WRITTEN REQUEST: Pick out each line containing the string "title".

THE RECORDS:
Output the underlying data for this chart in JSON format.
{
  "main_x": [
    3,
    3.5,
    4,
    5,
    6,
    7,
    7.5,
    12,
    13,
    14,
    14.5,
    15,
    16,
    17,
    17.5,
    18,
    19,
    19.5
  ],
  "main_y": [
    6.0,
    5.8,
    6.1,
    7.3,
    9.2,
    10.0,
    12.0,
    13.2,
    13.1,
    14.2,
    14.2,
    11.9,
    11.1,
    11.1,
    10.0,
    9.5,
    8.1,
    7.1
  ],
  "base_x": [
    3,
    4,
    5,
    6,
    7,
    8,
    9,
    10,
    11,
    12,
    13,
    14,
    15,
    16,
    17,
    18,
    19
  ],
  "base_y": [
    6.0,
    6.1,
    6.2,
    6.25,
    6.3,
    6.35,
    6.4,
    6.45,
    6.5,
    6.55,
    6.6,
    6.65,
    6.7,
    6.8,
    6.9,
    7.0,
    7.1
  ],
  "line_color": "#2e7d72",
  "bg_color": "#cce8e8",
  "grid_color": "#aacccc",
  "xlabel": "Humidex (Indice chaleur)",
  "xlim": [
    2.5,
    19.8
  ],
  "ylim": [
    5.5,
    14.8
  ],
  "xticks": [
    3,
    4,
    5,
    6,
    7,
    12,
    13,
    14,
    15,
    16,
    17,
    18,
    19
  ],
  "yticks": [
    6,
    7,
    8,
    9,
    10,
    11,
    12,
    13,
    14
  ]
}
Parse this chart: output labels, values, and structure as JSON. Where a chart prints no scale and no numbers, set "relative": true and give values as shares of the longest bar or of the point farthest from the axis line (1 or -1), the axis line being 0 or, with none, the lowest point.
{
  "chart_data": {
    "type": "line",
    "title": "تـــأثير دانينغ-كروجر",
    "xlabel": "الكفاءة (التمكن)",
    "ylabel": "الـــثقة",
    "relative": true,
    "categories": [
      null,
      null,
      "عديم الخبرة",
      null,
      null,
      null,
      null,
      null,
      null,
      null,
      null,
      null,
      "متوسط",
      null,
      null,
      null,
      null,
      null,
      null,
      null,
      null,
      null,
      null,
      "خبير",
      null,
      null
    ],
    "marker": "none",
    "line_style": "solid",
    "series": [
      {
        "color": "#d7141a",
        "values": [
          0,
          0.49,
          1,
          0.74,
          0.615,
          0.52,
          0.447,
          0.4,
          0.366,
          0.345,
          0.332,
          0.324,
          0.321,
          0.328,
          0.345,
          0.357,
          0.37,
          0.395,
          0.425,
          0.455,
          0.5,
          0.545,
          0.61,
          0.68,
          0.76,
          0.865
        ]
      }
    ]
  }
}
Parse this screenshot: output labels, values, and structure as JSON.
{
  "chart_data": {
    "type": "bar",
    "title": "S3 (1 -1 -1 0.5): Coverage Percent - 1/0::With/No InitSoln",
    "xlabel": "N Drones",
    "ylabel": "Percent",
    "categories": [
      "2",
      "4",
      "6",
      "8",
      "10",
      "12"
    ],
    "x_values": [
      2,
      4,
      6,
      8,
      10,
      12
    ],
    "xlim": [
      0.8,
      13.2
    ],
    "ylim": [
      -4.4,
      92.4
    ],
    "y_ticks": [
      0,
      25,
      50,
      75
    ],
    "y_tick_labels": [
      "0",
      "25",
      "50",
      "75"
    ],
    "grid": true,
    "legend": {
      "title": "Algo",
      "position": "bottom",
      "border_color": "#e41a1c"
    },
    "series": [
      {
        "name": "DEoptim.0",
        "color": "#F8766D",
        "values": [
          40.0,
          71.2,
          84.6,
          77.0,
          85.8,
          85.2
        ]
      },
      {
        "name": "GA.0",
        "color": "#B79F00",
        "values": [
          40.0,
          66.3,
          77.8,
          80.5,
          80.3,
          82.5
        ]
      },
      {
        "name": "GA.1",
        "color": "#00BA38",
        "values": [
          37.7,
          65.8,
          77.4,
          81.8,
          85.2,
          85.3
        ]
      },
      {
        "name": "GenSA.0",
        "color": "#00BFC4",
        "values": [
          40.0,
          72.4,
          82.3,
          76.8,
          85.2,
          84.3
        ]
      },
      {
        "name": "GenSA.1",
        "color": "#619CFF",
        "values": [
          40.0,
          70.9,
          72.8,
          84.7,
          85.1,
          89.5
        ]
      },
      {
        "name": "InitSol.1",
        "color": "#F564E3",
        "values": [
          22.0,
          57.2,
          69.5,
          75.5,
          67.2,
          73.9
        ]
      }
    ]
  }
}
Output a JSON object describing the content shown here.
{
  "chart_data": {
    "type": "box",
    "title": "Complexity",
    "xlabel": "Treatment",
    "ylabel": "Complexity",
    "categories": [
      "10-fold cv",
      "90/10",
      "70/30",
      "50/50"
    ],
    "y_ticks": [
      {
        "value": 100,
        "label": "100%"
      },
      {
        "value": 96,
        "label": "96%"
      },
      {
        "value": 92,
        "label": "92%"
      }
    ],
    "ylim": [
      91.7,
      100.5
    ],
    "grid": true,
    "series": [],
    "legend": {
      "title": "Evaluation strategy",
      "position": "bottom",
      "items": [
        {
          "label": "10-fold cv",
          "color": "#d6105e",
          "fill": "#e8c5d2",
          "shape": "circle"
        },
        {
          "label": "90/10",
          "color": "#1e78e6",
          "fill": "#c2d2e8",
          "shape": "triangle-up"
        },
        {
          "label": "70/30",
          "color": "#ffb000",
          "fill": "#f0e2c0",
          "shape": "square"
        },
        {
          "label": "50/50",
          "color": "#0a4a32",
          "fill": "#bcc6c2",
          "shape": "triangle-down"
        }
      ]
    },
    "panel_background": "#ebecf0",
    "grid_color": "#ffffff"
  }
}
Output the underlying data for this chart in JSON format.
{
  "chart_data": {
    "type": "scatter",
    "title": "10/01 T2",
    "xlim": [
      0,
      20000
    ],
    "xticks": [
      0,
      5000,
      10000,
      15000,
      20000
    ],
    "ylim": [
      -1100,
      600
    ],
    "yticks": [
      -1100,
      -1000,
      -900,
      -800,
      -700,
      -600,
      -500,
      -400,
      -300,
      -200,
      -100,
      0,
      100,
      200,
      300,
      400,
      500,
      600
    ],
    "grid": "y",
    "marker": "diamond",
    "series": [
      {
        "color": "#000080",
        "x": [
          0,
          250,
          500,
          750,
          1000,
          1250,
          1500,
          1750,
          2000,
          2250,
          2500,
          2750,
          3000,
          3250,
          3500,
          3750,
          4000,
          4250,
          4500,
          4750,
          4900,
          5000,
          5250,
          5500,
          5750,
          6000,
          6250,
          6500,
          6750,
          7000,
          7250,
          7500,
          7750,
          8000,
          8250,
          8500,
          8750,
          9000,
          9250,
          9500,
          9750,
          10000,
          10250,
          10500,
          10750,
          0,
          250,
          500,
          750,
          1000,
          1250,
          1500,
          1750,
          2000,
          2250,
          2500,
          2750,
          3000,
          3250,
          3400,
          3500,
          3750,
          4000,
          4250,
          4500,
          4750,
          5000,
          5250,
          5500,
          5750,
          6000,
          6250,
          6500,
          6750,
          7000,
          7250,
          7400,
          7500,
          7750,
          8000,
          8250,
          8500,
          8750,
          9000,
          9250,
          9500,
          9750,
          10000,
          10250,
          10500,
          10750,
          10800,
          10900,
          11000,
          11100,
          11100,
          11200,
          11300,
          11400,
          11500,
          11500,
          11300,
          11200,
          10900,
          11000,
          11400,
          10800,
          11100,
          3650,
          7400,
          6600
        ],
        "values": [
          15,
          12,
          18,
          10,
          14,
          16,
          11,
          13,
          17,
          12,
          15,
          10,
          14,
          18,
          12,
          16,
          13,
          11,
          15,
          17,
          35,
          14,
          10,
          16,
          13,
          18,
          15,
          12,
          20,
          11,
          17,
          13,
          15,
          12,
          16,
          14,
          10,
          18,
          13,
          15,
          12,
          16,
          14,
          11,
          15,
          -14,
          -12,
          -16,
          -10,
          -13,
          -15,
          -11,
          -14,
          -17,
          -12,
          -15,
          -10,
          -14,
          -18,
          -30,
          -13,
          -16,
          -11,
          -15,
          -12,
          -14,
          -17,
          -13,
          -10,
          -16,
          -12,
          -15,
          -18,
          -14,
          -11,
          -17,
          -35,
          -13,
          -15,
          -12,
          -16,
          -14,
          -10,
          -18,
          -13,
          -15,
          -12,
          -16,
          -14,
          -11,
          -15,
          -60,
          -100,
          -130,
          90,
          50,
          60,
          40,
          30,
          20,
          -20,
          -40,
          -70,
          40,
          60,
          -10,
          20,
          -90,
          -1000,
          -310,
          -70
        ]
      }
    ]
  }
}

EXERCISE ANSWER:
    "title": "تـــأثير دانينغ-كروجر",
    "title": "S3 (1 -1 -1 0.5): Coverage Percent - 1/0::With/No InitSoln",
      "title": "Algo",
    "title": "Complexity",
      "title": "Evaluation strategy",
    "title": "10/01 T2",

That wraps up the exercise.